Text segment

Number of Staff Regularly Using the Tool: 
2-5
Organization Type: 
Agency
Primary Job Function: 
Content Strategy
Years Using Tool: 
5+ years
Organization Revenue: 
$1,000,001-$5,000,000

There are so many things to love about GatherContent.

  • Your content can be fully structured. You can build fields (plain text, basic html, single- and multi-select lists, attachments) that match your CMS.
  • You can add custom workflows. Need a legal review? Add in a step. Have 14 rounds of required edits? That's fine, too. Each stage can be clearly marked off, and notifications let the next person in line know it's time to start work.
  • Everything is in one place. No more spreadsheets to track Word/Google docs.
  • Integrations are (mostly) plug-and-play. There's an existing array of plugins for most CMSs, meaning that migrating content is mostly a matter of configuration, rather than code.

If you're building a site that's mostly a brochure + a basic blog, GC is great. If you're building an e-commerce site, GC is absolutely an essential tool.

But for me, there are a few things that keep it from being a must-have.

  • Images. If you're need to insert images inline with text, GC is really clunky. (Think WordPress-style shortcodes everywhere.) Better image handling has been "on the roadmap" for 6 years now. I'm not holding my breath that this improves.
  • Alt text. GC doesn't support mapping to alt text fields out of the box. A good developer can extend the connector modules to allow this, but it's not fully plug-and-play.
  • Relational data. This isn't supported at all. You can't hyperlink between posts or add manual related content until you've moved to the CMS.
  • URL fields. GC doesn't support them.

The upshot: if you're working with a site that consists mostly of fully-structured content, then GC is absolutely worth the investement. If you're working with a site that has a lot of editorial content, then it's a coin toss whether it will truly save you much time.

(Extracted data entries)
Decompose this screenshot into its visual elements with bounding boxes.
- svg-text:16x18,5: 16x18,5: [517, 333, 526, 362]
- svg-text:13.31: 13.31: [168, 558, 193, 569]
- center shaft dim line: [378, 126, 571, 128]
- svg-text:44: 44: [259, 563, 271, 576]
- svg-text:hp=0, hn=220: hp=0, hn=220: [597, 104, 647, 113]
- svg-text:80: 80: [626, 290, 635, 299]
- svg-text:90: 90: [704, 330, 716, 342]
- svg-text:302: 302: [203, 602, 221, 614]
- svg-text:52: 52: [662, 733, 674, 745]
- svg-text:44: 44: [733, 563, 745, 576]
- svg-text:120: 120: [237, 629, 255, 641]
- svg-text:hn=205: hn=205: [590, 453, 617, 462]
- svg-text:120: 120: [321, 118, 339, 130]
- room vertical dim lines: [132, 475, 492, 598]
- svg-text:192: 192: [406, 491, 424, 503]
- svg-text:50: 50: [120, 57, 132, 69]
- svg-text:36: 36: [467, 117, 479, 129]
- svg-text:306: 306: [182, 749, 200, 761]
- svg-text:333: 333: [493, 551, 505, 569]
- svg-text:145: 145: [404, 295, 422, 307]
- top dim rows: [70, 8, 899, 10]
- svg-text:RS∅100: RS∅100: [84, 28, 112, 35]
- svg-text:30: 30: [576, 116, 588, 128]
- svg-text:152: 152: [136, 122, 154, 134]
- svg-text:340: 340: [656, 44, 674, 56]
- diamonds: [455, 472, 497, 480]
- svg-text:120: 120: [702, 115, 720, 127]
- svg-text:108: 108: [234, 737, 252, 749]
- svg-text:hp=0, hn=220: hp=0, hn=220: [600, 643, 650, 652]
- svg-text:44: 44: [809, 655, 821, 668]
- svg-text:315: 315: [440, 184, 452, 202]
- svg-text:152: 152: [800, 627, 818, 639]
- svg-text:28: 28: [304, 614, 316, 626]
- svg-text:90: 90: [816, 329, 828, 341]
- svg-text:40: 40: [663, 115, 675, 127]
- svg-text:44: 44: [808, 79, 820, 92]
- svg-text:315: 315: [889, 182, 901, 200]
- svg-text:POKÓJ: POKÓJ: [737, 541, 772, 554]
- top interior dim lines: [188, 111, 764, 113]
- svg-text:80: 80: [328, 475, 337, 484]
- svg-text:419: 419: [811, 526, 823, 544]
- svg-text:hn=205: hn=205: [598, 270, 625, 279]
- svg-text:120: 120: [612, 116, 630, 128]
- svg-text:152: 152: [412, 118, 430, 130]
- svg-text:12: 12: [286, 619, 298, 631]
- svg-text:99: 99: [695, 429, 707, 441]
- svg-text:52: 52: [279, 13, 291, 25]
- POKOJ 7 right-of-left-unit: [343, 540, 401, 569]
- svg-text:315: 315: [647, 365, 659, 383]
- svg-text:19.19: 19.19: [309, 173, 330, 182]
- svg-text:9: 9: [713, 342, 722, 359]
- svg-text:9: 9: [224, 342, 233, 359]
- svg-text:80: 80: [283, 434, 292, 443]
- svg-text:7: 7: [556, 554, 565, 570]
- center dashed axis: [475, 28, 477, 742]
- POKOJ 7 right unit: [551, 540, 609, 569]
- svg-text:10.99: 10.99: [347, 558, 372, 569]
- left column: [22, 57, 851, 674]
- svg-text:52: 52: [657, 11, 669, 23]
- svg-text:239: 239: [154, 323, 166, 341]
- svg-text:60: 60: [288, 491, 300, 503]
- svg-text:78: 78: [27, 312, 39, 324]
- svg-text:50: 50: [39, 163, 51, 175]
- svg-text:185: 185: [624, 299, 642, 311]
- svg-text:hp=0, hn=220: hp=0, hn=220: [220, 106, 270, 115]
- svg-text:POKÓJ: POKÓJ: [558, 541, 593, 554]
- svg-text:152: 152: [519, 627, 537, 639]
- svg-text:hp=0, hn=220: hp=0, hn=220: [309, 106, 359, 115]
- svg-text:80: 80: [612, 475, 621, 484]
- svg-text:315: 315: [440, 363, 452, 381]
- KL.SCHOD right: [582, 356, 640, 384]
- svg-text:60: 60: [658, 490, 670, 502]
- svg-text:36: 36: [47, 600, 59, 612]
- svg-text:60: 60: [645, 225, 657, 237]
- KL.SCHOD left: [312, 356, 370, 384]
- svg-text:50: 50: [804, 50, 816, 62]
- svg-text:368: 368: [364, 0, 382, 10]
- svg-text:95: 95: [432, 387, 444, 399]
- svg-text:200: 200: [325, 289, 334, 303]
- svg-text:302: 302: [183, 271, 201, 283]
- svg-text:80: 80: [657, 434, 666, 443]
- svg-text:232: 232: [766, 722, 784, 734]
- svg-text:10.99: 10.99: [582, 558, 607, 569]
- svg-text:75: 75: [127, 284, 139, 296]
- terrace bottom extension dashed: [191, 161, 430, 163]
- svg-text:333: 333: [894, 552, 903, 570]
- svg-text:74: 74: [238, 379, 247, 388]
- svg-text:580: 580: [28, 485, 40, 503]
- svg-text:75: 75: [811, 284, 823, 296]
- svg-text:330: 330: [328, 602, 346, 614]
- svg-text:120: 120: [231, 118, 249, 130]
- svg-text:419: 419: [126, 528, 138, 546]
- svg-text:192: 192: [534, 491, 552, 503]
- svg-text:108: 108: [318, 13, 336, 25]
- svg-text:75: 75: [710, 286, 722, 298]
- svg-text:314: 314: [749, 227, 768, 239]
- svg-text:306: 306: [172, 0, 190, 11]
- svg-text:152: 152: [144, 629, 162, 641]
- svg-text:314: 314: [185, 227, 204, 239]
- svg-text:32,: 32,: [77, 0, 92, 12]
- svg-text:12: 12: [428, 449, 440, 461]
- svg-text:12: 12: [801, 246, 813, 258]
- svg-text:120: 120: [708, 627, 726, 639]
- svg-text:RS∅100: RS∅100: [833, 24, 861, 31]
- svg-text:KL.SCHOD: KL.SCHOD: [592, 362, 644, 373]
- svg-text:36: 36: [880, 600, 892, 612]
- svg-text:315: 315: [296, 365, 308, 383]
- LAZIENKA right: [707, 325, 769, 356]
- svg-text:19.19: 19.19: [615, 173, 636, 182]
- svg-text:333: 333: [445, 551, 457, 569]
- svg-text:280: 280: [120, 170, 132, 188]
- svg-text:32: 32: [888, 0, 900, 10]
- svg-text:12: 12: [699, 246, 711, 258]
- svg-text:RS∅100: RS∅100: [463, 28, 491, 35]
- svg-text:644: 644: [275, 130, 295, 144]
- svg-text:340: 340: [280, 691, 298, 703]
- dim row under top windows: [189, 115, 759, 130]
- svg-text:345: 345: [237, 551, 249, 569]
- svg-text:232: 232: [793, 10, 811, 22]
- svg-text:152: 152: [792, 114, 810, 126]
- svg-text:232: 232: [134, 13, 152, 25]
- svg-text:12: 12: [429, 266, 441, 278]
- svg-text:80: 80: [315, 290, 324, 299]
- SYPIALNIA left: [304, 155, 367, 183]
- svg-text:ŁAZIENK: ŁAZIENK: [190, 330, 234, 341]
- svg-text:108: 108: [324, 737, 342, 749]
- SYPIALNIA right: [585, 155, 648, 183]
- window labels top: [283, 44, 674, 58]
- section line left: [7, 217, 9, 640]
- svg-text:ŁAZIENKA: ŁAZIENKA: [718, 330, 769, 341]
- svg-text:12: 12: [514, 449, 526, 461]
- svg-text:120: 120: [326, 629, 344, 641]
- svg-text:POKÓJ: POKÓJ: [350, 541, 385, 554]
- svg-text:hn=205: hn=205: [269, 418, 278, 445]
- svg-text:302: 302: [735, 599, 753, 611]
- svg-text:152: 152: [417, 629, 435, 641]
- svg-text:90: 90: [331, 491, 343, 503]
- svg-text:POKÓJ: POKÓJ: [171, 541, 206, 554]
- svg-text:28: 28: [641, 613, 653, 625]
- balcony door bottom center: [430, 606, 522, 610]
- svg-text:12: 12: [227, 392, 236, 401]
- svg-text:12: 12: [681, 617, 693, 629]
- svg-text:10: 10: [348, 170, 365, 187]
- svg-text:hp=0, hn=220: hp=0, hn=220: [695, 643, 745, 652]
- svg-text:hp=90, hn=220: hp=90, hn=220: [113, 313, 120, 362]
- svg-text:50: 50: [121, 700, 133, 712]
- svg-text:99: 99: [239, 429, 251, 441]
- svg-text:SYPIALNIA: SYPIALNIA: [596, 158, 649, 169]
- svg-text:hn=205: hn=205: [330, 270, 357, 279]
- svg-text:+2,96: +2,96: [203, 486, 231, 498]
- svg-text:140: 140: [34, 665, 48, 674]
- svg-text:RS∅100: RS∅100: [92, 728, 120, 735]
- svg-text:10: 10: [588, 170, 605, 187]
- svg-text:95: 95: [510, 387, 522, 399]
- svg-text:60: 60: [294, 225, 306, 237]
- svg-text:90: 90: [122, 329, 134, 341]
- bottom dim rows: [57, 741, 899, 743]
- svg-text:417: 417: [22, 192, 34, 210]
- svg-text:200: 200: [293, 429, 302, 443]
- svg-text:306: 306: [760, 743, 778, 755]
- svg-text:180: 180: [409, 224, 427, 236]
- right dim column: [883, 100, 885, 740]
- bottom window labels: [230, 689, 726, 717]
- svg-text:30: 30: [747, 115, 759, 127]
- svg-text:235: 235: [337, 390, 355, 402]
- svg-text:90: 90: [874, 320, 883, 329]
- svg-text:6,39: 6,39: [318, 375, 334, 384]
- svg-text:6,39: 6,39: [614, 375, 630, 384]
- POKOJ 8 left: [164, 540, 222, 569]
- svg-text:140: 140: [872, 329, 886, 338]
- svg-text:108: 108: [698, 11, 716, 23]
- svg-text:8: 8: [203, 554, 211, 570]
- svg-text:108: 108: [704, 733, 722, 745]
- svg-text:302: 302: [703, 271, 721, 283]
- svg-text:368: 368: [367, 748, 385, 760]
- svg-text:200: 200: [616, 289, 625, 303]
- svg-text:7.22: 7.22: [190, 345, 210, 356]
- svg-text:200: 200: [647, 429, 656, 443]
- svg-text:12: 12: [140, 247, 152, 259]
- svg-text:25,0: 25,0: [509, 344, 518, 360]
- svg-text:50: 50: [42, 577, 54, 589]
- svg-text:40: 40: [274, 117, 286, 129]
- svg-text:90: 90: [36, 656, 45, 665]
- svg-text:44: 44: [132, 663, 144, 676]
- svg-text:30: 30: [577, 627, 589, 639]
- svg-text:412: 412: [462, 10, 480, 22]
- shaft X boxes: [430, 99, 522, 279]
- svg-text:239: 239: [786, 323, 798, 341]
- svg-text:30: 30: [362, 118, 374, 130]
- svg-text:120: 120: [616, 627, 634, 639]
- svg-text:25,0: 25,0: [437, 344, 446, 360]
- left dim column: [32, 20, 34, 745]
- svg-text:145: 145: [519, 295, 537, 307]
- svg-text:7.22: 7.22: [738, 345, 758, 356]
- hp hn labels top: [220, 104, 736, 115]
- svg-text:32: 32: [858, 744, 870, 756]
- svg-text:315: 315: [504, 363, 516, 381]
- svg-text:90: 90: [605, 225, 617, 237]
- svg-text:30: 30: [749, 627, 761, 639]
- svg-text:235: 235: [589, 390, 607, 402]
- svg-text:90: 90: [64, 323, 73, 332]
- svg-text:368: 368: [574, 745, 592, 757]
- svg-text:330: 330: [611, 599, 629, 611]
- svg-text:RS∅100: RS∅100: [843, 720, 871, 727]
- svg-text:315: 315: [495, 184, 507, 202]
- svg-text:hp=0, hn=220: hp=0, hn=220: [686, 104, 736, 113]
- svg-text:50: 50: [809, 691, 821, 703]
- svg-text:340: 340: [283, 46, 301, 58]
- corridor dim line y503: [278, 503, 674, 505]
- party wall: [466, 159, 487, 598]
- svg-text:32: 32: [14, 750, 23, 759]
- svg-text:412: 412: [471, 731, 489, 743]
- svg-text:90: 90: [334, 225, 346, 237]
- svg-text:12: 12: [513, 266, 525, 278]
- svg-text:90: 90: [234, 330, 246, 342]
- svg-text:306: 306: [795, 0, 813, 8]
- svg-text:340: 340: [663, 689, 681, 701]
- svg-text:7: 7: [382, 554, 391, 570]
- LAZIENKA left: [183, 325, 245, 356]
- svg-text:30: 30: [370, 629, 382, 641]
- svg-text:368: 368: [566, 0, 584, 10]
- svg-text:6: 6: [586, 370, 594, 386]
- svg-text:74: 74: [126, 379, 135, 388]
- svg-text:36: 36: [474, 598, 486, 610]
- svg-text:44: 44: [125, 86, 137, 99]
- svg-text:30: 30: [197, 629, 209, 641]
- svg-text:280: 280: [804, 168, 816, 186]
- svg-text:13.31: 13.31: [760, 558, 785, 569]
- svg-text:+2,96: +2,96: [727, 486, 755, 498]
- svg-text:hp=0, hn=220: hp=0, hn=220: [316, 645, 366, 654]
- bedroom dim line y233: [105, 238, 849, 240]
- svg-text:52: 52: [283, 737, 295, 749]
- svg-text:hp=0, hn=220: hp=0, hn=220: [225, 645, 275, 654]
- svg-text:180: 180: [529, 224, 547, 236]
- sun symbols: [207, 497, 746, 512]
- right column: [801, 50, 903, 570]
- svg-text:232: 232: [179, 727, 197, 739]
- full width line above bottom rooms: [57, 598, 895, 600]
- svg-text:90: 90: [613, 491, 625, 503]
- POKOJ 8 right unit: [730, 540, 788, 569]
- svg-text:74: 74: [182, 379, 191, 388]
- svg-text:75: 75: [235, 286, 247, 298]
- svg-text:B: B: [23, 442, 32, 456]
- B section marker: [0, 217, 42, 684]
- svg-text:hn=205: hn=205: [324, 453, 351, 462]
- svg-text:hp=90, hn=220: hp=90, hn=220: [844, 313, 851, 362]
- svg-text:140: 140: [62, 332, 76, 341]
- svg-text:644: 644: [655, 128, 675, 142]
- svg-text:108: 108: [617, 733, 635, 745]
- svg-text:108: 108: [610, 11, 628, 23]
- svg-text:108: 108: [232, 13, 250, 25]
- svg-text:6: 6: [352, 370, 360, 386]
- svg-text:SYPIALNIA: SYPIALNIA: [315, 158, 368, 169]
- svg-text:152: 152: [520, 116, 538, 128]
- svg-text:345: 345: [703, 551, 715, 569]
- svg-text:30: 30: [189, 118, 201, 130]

Work request
Quote the GatherContent review in its entirety, word for word. The listing was drawn from a different source than the GatherContent review.

Solution to this exercise
Number of Staff Regularly Using the Tool: 
2-5
Organization Type: 
Agency
Primary Job Function: 
Content Strategy
Years Using Tool: 
5+ years
Organization Revenue: 
$1,000,001-$5,000,000

There are so many things to love about GatherContent.

  • Your content can be fully structured. You can build fields (plain text, basic html, single- and multi-select lists, attachments) that match your CMS.
  • You can add custom workflows. Need a legal review? Add in a step. Have 14 rounds of required edits? That's fine, too. Each stage can be clearly marked off, and notifications let the next person in line know it's time to start work.
  • Everything is in one place. No more spreadsheets to track Word/Google docs.
  • Integrations are (mostly) plug-and-play. There's an existing array of plugins for most CMSs, meaning that migrating content is mostly a matter of configuration, rather than code.

If you're building a site that's mostly a brochure + a basic blog, GC is great. If you're building an e-commerce site, GC is absolutely an essential tool.

But for me, there are a few things that keep it from being a must-have.

  • Images. If you're need to insert images inline with text, GC is really clunky. (Think WordPress-style shortcodes everywhere.) Better image handling has been "on the roadmap" for 6 years now. I'm not holding my breath that this improves.
  • Alt text. GC doesn't support mapping to alt text fields out of the box. A good developer can extend the connector modules to allow this, but it's not fully plug-and-play.
  • Relational data. This isn't supported at all. You can't hyperlink between posts or add manual related content until you've moved to the CMS.
  • URL fields. GC doesn't support them.

The upshot: if you're working with a site that consists mostly of fully-structured content, then GC is absolutely worth the investement. If you're working with a site that has a lot of editorial content, then it's a coin toss whether it will truly save you much time.